*** Opening of Data supplied ***

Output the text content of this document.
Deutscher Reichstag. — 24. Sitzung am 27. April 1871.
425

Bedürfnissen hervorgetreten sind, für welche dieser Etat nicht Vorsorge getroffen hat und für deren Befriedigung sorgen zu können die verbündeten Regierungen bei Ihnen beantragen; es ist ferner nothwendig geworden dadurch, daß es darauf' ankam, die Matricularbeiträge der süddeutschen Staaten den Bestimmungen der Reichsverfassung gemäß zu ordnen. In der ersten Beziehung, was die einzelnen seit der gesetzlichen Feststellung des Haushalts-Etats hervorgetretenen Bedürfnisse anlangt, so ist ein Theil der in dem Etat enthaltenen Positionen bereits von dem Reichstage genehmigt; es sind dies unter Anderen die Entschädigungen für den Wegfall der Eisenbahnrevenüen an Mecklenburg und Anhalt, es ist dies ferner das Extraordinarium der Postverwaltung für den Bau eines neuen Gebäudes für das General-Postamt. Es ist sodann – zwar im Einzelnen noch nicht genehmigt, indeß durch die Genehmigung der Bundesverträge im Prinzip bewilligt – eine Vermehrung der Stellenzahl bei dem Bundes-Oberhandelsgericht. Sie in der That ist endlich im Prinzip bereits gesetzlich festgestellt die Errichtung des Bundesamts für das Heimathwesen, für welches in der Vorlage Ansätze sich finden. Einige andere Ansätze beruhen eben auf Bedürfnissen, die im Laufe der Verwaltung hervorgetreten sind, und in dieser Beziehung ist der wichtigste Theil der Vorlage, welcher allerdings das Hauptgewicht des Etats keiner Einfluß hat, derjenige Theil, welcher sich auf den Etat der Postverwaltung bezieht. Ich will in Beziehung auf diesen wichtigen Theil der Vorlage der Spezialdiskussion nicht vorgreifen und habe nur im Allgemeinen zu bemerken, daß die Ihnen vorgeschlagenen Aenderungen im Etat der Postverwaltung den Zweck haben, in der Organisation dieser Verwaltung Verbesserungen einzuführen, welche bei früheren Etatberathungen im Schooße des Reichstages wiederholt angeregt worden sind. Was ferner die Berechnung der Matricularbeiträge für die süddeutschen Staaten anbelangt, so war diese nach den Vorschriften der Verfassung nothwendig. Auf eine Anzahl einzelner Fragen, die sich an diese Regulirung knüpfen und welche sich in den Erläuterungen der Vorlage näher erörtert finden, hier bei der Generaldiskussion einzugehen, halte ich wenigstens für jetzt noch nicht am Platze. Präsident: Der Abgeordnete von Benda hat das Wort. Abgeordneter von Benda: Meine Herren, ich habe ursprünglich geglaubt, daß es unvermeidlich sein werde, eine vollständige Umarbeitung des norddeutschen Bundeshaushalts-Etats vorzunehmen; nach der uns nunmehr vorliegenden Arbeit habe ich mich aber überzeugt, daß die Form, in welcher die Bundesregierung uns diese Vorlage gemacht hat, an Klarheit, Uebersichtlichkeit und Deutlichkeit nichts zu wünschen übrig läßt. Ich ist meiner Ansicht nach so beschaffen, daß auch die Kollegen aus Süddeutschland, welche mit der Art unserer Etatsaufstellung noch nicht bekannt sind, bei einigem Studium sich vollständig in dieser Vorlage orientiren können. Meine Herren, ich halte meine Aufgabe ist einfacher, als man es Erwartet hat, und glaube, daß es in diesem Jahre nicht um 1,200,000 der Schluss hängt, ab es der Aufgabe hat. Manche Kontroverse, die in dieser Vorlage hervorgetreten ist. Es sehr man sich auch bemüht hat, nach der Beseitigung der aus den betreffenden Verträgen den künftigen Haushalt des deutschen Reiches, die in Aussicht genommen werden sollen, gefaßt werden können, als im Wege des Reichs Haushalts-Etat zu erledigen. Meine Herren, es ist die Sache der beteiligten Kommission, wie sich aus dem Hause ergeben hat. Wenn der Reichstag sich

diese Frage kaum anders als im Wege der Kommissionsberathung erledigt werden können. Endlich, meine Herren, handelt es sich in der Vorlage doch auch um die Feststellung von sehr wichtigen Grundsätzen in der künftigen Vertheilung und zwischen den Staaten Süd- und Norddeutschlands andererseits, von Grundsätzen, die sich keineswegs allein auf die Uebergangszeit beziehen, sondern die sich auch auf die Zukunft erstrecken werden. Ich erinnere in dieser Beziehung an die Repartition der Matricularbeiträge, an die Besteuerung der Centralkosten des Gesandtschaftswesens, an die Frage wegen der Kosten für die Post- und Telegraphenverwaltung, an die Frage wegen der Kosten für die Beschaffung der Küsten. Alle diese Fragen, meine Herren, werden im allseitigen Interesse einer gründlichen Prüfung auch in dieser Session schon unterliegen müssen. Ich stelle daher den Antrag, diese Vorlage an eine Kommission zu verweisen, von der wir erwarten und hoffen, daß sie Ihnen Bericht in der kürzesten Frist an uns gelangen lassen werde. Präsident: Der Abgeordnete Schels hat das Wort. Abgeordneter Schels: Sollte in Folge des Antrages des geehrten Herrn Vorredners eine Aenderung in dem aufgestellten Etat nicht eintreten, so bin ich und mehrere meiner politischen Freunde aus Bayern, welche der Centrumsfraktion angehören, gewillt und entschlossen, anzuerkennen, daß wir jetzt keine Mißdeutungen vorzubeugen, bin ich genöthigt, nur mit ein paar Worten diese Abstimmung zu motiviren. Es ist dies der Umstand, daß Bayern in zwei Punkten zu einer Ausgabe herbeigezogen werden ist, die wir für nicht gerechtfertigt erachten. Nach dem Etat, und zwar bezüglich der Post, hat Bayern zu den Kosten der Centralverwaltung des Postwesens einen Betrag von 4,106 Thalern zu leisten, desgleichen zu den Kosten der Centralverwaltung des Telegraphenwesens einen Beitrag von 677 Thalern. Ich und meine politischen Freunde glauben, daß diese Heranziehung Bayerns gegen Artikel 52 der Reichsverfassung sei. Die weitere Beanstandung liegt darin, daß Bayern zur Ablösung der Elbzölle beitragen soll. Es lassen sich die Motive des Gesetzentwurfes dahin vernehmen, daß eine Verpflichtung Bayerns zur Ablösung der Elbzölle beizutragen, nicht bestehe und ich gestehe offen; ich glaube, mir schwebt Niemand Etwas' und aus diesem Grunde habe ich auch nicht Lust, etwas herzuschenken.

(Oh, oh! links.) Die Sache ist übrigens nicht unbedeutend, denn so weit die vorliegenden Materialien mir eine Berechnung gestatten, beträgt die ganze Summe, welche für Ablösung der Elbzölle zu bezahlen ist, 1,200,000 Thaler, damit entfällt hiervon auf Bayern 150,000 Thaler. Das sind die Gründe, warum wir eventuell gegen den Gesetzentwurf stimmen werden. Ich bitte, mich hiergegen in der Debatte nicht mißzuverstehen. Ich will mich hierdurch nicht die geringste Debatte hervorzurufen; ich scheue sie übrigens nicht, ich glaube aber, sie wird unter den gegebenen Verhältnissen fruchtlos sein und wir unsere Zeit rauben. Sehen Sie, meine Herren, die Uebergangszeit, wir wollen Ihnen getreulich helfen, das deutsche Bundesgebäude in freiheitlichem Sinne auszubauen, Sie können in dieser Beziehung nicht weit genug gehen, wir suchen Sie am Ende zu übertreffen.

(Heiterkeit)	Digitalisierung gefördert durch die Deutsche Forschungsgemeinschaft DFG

*** Close of Data supplied ***
*** Opening of Data supplied ***

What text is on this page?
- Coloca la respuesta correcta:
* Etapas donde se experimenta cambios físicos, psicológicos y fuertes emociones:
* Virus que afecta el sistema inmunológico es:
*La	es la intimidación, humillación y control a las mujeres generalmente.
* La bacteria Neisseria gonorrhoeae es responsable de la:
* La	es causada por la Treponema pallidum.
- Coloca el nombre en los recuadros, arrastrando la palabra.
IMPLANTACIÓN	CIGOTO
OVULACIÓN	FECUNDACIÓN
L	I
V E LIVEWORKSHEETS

*** Close of Data supplied ***
*** Opening of Data supplied ***

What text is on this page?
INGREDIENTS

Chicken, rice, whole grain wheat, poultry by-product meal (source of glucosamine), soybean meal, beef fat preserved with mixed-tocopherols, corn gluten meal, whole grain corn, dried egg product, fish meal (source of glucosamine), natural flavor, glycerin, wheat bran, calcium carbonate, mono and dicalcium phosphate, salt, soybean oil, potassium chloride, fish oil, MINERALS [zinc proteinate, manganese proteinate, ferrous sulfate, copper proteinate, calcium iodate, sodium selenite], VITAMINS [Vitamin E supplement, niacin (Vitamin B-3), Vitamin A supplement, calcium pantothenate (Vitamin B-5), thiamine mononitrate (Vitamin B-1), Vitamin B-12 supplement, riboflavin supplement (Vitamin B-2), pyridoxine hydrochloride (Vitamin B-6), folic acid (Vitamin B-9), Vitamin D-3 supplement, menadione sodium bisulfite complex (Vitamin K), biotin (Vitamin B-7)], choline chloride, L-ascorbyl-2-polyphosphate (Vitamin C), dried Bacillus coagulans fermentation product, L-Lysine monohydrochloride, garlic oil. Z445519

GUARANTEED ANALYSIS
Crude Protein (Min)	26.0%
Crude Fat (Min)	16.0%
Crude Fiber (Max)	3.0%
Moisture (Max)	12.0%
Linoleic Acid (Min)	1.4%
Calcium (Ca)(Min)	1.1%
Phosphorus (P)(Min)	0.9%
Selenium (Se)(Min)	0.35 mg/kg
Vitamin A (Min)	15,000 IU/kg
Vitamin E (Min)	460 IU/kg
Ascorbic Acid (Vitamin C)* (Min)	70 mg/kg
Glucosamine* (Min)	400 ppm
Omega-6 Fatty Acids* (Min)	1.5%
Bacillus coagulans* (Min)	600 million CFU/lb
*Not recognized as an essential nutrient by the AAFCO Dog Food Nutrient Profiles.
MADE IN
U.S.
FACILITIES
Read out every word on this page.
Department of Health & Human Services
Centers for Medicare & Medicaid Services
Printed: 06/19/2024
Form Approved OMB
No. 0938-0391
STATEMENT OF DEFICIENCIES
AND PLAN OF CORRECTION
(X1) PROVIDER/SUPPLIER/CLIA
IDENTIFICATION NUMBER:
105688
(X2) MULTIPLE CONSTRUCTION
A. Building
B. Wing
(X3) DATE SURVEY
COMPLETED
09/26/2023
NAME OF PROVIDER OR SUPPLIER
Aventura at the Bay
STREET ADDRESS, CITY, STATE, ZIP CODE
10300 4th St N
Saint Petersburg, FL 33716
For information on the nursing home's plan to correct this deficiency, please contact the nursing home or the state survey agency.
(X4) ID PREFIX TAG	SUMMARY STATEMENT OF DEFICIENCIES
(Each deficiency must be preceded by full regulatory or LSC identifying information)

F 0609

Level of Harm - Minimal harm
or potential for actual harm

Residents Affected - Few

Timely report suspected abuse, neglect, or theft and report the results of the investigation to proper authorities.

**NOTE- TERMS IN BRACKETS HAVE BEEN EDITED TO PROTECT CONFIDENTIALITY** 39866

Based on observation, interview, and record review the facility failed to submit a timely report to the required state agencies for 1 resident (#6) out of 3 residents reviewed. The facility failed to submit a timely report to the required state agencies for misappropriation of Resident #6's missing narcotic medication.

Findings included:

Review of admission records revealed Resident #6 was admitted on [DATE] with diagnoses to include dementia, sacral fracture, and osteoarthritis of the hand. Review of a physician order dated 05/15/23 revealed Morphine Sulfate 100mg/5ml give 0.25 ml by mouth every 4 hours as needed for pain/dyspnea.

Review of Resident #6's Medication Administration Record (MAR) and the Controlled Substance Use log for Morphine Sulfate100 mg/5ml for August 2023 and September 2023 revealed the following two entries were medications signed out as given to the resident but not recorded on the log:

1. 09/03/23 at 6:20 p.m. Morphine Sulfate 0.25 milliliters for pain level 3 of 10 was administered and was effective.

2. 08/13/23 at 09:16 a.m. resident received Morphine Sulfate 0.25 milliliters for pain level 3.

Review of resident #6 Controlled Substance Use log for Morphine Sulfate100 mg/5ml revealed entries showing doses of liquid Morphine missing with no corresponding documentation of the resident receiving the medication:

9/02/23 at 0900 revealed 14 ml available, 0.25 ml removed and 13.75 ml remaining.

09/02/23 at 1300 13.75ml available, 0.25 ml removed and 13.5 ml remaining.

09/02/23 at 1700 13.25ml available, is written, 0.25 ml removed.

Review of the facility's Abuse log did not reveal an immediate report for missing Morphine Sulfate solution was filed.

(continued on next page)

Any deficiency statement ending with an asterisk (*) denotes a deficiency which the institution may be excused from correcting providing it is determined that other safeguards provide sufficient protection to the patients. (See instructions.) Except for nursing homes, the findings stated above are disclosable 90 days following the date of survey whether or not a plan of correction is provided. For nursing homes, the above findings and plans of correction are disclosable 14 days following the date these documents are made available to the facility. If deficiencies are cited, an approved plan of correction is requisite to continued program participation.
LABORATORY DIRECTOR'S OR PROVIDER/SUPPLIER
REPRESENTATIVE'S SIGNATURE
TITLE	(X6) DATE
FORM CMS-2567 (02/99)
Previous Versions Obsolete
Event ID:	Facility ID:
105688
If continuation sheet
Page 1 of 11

*** Close of Data supplied ***

(Exercise directions): How many lines in the records above contain the word "Coloca"? Answer with the number alone.

(Answer to the problem): 2